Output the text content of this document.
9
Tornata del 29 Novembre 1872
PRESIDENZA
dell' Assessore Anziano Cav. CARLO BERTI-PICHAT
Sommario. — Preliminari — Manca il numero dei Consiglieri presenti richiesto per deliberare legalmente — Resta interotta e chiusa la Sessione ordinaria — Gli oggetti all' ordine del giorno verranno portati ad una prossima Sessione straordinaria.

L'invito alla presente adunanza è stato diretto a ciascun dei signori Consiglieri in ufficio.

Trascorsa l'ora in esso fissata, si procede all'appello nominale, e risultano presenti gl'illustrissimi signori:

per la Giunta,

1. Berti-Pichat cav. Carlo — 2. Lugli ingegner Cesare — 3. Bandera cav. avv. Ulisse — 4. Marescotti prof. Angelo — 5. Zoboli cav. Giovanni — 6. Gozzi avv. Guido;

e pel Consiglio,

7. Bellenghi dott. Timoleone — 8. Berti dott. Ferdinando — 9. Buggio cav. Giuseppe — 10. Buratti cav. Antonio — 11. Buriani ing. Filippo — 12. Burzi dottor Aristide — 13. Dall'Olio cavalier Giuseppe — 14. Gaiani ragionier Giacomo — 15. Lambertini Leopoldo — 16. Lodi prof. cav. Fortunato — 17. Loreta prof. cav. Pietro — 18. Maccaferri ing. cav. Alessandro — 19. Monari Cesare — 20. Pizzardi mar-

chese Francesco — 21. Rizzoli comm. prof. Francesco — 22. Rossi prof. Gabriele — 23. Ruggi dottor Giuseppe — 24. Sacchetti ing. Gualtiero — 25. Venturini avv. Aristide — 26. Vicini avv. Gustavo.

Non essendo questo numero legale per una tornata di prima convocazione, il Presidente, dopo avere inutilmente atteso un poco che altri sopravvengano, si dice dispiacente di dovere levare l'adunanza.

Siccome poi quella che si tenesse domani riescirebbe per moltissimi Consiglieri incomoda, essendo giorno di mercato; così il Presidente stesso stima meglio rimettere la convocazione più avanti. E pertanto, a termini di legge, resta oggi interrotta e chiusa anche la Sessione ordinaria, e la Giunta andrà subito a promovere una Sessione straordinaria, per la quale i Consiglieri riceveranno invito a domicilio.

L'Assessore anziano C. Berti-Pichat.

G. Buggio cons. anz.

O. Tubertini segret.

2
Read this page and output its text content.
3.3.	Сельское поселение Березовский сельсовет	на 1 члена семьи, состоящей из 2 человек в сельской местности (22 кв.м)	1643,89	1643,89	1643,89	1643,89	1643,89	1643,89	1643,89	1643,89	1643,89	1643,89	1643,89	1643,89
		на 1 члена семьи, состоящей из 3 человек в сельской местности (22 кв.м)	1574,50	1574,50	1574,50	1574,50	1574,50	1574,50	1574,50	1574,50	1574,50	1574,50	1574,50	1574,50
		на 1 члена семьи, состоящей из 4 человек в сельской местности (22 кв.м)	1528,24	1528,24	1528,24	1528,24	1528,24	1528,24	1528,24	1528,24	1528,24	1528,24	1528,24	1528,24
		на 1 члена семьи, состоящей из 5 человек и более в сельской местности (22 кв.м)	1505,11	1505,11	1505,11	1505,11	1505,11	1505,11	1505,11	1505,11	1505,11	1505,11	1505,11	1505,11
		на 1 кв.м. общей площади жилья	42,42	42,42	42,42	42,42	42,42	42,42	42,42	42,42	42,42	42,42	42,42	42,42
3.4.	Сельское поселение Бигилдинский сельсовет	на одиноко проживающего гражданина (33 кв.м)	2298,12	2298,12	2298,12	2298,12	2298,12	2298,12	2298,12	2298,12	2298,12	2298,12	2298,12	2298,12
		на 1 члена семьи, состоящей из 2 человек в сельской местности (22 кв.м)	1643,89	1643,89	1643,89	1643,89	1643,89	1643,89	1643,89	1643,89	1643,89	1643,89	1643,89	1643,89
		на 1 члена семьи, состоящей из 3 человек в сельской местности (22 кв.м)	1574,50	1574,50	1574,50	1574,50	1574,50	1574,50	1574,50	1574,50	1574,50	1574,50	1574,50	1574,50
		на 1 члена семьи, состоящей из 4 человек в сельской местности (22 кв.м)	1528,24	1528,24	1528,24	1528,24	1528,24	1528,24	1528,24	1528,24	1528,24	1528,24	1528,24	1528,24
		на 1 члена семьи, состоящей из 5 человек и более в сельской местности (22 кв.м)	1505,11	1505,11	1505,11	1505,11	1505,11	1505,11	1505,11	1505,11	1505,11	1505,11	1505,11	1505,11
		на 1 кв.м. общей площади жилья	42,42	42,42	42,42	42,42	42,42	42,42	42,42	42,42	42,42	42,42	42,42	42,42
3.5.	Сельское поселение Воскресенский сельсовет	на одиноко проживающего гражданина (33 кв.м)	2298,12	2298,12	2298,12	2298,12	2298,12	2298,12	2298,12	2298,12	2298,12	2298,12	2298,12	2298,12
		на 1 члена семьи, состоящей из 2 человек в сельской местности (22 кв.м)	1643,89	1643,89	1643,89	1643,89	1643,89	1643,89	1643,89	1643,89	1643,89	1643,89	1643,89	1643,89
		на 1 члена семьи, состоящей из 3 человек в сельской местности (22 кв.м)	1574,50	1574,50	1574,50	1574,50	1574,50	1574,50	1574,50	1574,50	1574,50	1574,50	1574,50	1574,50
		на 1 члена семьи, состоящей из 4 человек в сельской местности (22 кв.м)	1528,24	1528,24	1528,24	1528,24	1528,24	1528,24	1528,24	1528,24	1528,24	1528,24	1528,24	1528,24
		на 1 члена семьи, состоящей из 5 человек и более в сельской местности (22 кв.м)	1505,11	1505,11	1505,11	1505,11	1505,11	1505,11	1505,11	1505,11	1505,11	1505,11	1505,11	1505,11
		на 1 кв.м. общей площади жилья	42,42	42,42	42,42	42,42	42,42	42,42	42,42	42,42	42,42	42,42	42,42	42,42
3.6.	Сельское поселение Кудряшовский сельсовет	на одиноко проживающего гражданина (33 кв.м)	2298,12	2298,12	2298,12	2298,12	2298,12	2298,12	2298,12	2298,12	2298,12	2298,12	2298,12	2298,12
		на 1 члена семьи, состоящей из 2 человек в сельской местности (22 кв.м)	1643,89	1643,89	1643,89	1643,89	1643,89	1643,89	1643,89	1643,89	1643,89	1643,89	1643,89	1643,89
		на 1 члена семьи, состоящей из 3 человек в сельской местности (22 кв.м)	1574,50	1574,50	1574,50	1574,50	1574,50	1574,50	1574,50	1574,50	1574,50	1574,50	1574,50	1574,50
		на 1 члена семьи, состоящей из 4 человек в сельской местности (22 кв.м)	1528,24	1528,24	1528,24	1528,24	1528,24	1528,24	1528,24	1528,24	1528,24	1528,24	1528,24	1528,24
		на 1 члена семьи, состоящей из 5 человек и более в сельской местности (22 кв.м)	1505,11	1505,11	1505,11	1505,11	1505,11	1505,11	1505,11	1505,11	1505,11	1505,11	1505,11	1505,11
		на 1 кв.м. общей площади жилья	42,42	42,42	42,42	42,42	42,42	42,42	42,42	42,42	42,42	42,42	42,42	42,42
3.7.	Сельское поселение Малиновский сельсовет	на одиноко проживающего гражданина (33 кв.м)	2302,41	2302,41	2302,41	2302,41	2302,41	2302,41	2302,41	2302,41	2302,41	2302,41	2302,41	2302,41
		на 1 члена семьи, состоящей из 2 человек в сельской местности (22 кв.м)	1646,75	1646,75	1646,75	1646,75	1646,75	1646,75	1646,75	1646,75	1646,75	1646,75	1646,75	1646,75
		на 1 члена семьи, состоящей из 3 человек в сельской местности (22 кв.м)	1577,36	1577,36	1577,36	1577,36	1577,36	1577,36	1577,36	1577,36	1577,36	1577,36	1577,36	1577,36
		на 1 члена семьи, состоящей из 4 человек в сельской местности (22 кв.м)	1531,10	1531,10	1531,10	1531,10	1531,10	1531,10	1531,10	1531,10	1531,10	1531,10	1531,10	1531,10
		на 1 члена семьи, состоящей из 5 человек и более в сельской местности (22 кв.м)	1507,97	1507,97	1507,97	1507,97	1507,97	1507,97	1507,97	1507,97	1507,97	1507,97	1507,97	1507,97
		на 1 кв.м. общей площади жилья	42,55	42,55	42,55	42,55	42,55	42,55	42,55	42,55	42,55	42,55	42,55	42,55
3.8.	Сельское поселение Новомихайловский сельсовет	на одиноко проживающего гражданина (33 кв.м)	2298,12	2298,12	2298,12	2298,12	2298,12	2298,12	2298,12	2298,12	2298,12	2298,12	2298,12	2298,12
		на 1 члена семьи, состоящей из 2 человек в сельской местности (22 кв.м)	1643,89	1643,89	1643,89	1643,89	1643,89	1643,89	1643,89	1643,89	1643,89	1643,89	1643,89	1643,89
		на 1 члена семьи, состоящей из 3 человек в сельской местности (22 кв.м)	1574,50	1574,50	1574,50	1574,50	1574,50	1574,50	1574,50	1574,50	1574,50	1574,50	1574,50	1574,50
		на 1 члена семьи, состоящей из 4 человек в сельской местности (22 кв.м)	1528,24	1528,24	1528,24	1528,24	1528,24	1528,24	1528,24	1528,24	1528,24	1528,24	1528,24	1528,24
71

### EXERCISE DETAILS
State how many lines hold the word "Aristide". The number is the whole answer.

### ANSWER FOR THIS EXERCISE
2